**ENTRIES**
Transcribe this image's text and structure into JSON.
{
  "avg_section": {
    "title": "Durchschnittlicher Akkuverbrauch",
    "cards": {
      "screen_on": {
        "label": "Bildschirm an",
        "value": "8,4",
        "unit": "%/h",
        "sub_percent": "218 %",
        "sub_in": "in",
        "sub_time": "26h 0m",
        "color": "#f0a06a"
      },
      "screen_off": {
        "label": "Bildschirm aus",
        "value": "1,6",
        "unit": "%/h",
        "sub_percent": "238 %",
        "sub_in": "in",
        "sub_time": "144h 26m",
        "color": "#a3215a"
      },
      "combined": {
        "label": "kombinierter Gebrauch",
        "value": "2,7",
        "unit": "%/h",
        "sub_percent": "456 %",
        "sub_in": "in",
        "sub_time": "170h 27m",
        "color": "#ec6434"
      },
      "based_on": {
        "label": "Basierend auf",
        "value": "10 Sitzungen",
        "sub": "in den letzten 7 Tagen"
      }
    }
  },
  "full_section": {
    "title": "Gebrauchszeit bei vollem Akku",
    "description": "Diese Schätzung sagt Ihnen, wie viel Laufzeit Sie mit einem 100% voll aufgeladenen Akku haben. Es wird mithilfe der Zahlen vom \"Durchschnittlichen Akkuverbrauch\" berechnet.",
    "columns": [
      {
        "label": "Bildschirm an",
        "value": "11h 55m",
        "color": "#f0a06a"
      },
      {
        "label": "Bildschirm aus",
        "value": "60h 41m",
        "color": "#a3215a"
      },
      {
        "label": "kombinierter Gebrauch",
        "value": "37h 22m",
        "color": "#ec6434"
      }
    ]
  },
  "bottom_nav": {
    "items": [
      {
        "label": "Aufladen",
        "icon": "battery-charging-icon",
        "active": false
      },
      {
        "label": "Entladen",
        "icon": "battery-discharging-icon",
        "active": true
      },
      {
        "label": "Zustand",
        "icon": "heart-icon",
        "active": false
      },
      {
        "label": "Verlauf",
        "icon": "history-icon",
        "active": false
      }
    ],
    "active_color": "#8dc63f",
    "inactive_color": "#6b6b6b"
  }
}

**SHORT TASK**
Pick out the lines that include the word "title" and write them out.

**ANSWER TO THE EXERCISE**
    "title": "Durchschnittlicher Akkuverbrauch",
    "title": "Gebrauchszeit bei vollem Akku",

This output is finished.